◆ BRIEF ◆
Pull out from the material below all lines with "title".

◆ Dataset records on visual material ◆
----
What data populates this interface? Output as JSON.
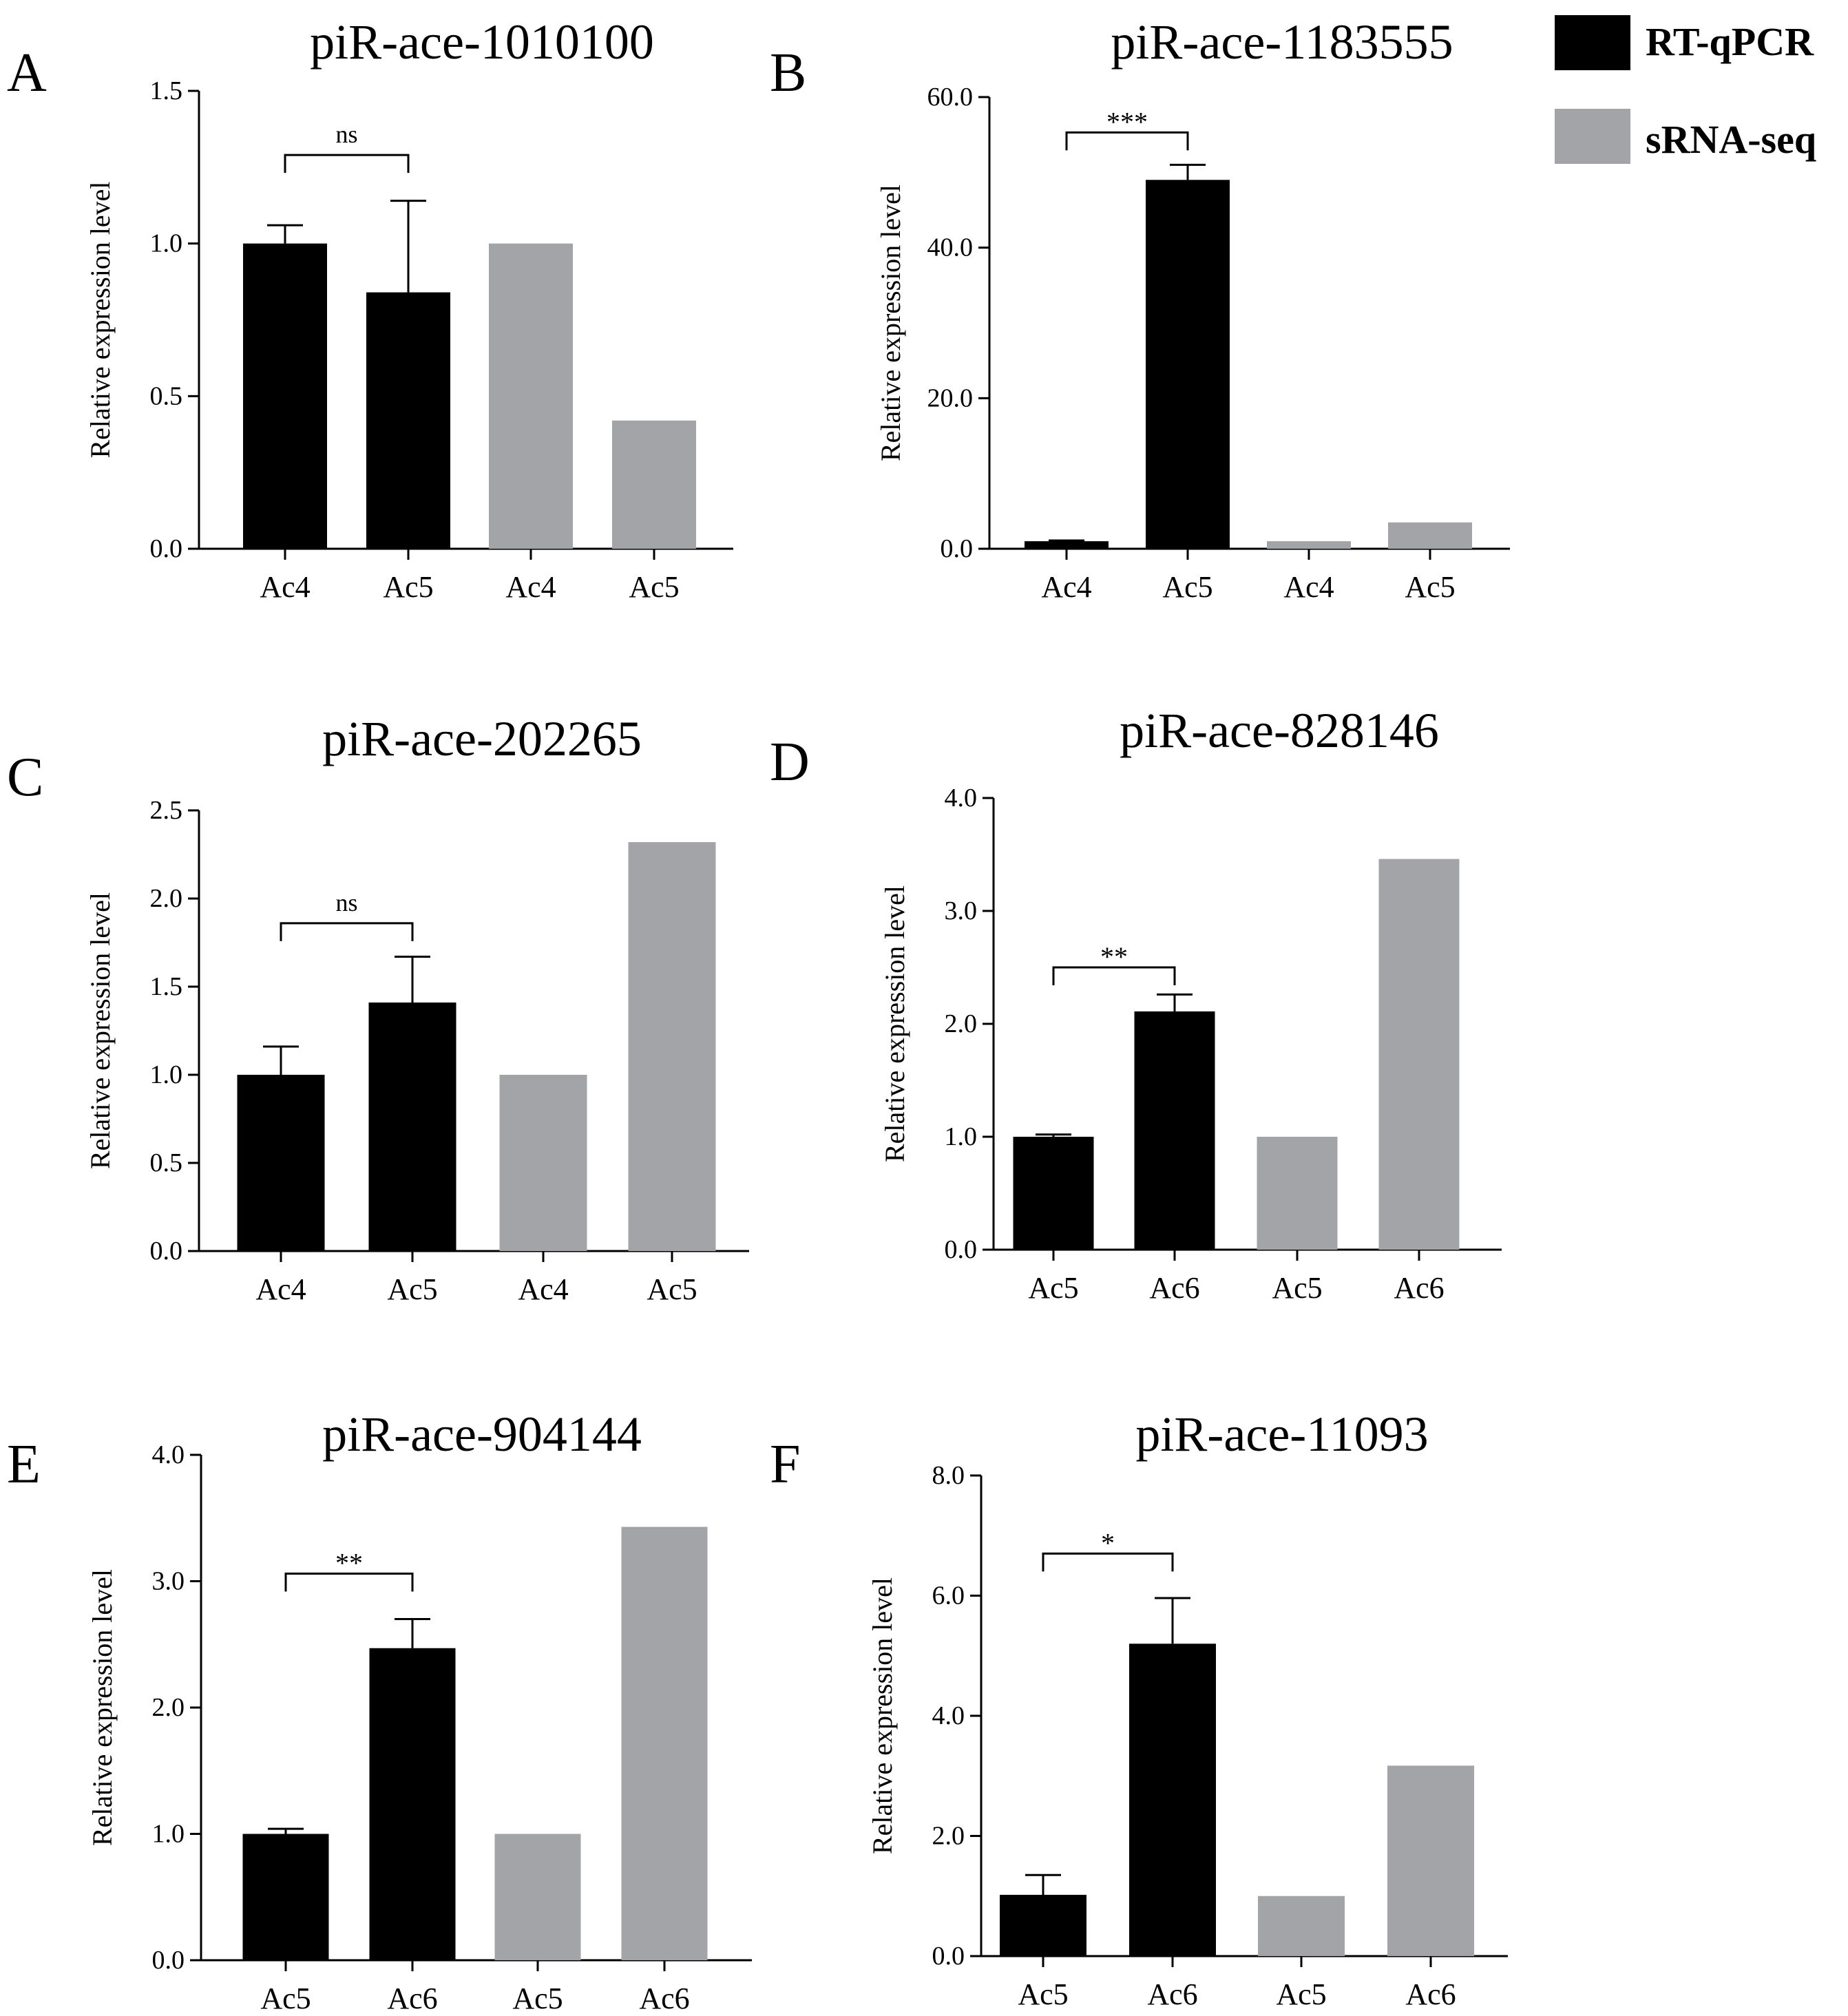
{
  "legend": {
    "items": [
      {
        "label": "RT-qPCR",
        "color": "#000000"
      },
      {
        "label": "sRNA-seq",
        "color": "#A3A4A7"
      }
    ]
  },
  "colors": {
    "rtqpcr": "#000000",
    "srnaseq": "#A3A4A7",
    "axis": "#000000"
  },
  "chart_data": [
    {
      "panel": "A",
      "type": "bar",
      "title": "piR-ace-1010100",
      "ylabel": "Relative expression level",
      "ylim": [
        0,
        1.5
      ],
      "yticks": [
        "0.0",
        "0.5",
        "1.0",
        "1.5"
      ],
      "categories": [
        "Ac4",
        "Ac5",
        "Ac4",
        "Ac5"
      ],
      "series": [
        {
          "name": "RT-qPCR",
          "values": [
            1.0,
            0.84,
            null,
            null
          ],
          "errors": [
            0.06,
            0.3,
            null,
            null
          ]
        },
        {
          "name": "sRNA-seq",
          "values": [
            null,
            null,
            1.0,
            0.42
          ]
        }
      ],
      "significance": {
        "from": 0,
        "to": 1,
        "label": "ns",
        "level": 1.29
      }
    },
    {
      "panel": "B",
      "type": "bar",
      "title": "piR-ace-1183555",
      "ylabel": "Relative expression level",
      "ylim": [
        0,
        60
      ],
      "yticks": [
        "0.0",
        "20.0",
        "40.0",
        "60.0"
      ],
      "categories": [
        "Ac4",
        "Ac5",
        "Ac4",
        "Ac5"
      ],
      "series": [
        {
          "name": "RT-qPCR",
          "values": [
            1.0,
            49.0,
            null,
            null
          ],
          "errors": [
            0.1,
            2.0,
            null,
            null
          ]
        },
        {
          "name": "sRNA-seq",
          "values": [
            null,
            null,
            1.0,
            3.5
          ]
        }
      ],
      "significance": {
        "from": 0,
        "to": 1,
        "label": "***",
        "level": 55.3
      }
    },
    {
      "panel": "C",
      "type": "bar",
      "title": "piR-ace-202265",
      "ylabel": "Relative expression level",
      "ylim": [
        0,
        2.5
      ],
      "yticks": [
        "0.0",
        "0.5",
        "1.0",
        "1.5",
        "2.0",
        "2.5"
      ],
      "categories": [
        "Ac4",
        "Ac5",
        "Ac4",
        "Ac5"
      ],
      "series": [
        {
          "name": "RT-qPCR",
          "values": [
            1.0,
            1.41,
            null,
            null
          ],
          "errors": [
            0.16,
            0.26,
            null,
            null
          ]
        },
        {
          "name": "sRNA-seq",
          "values": [
            null,
            null,
            1.0,
            2.32
          ]
        }
      ],
      "significance": {
        "from": 0,
        "to": 1,
        "label": "ns",
        "level": 1.86
      }
    },
    {
      "panel": "D",
      "type": "bar",
      "title": "piR-ace-828146",
      "ylabel": "Relative expression level",
      "ylim": [
        0,
        4.0
      ],
      "yticks": [
        "0.0",
        "1.0",
        "2.0",
        "3.0",
        "4.0"
      ],
      "categories": [
        "Ac5",
        "Ac6",
        "Ac5",
        "Ac6"
      ],
      "series": [
        {
          "name": "RT-qPCR",
          "values": [
            1.0,
            2.11,
            null,
            null
          ],
          "errors": [
            0.02,
            0.15,
            null,
            null
          ]
        },
        {
          "name": "sRNA-seq",
          "values": [
            null,
            null,
            1.0,
            3.46
          ]
        }
      ],
      "significance": {
        "from": 0,
        "to": 1,
        "label": "**",
        "level": 2.5
      }
    },
    {
      "panel": "E",
      "type": "bar",
      "title": "piR-ace-904144",
      "ylabel": "Relative expression level",
      "ylim": [
        0,
        4.0
      ],
      "yticks": [
        "0.0",
        "1.0",
        "2.0",
        "3.0",
        "4.0"
      ],
      "categories": [
        "Ac5",
        "Ac6",
        "Ac5",
        "Ac6"
      ],
      "series": [
        {
          "name": "RT-qPCR",
          "values": [
            1.0,
            2.47,
            null,
            null
          ],
          "errors": [
            0.04,
            0.23,
            null,
            null
          ]
        },
        {
          "name": "sRNA-seq",
          "values": [
            null,
            null,
            1.0,
            3.43
          ]
        }
      ],
      "significance": {
        "from": 0,
        "to": 1,
        "label": "**",
        "level": 3.06
      }
    },
    {
      "panel": "F",
      "type": "bar",
      "title": "piR-ace-11093",
      "ylabel": "Relative expression level",
      "ylim": [
        0,
        8.0
      ],
      "yticks": [
        "0.0",
        "2.0",
        "4.0",
        "6.0",
        "8.0"
      ],
      "categories": [
        "Ac5",
        "Ac6",
        "Ac5",
        "Ac6"
      ],
      "series": [
        {
          "name": "RT-qPCR",
          "values": [
            1.02,
            5.2,
            null,
            null
          ],
          "errors": [
            0.33,
            0.76,
            null,
            null
          ]
        },
        {
          "name": "sRNA-seq",
          "values": [
            null,
            null,
            1.0,
            3.17
          ]
        }
      ],
      "significance": {
        "from": 0,
        "to": 1,
        "label": "*",
        "level": 6.7
      }
    }
  ]
}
----
◆ WRITTEN SOLUTION ◆
      "title": "piR-ace-1010100",
      "title": "piR-ace-1183555",
      "title": "piR-ace-202265",
      "title": "piR-ace-828146",
      "title": "piR-ace-904144",
      "title": "piR-ace-11093",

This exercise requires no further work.